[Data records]
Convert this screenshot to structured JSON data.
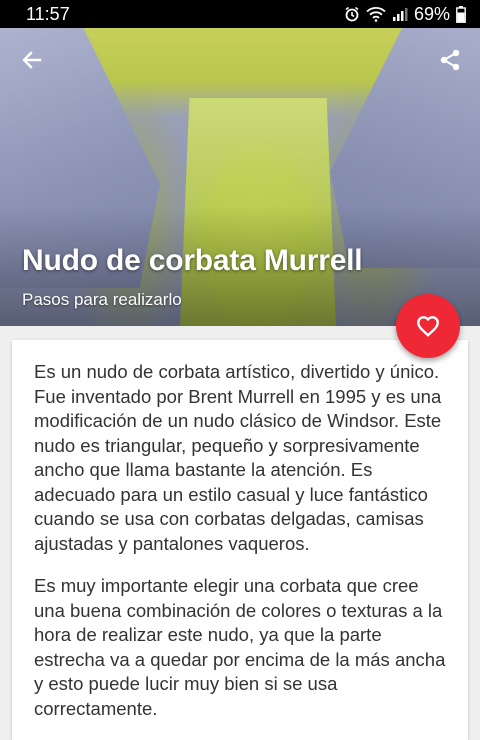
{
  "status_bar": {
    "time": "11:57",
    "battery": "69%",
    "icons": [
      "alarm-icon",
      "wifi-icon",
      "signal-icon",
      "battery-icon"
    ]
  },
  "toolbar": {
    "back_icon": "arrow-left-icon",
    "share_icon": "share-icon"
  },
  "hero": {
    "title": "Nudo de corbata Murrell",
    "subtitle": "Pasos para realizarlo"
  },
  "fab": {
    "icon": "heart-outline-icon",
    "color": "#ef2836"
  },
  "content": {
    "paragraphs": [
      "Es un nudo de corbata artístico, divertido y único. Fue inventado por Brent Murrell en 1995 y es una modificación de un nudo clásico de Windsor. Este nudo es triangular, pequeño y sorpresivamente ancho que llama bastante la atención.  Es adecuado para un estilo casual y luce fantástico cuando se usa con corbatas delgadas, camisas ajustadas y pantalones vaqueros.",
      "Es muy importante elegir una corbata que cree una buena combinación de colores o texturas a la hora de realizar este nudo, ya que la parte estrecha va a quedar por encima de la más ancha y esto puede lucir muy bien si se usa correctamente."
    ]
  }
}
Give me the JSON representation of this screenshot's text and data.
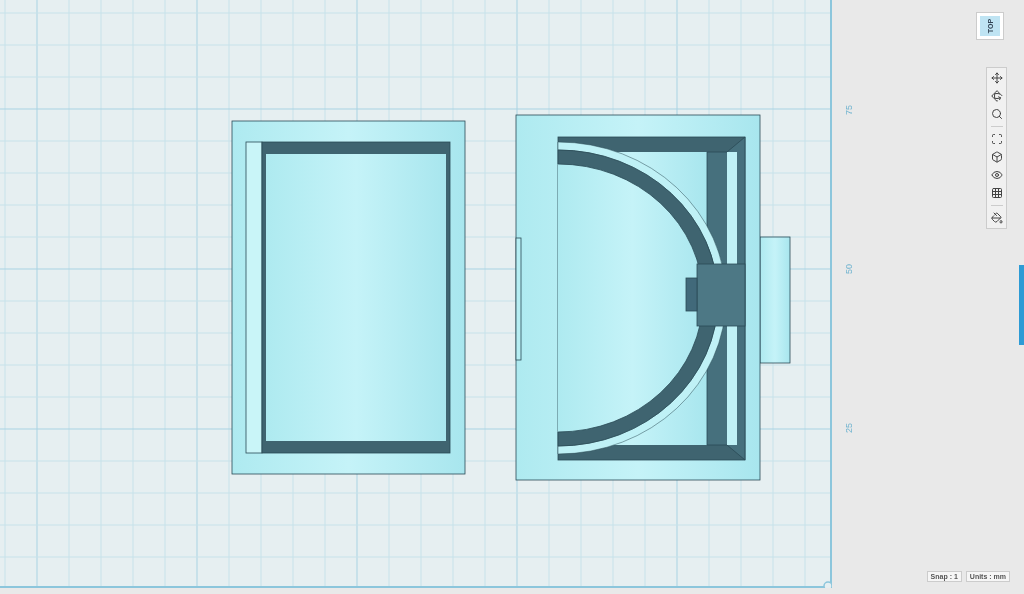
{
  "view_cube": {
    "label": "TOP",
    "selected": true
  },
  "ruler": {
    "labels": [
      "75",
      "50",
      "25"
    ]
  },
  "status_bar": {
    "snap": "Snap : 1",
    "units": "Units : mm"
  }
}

- EXERCISE TASK: Output exactly the lines from the one containing "Give me the" through the last line of the records above, both included, and leave out the pictures.

- RESPONSE TO THE TASK:
Give me the JSON representation of this screenshot's text and data.
{
  "view_cube": {
    "label": "TOP",
    "selected": true
  },
  "ruler": {
    "labels": [
      "75",
      "50",
      "25"
    ]
  },
  "status_bar": {
    "snap": "Snap : 1",
    "units": "Units : mm"
  }
}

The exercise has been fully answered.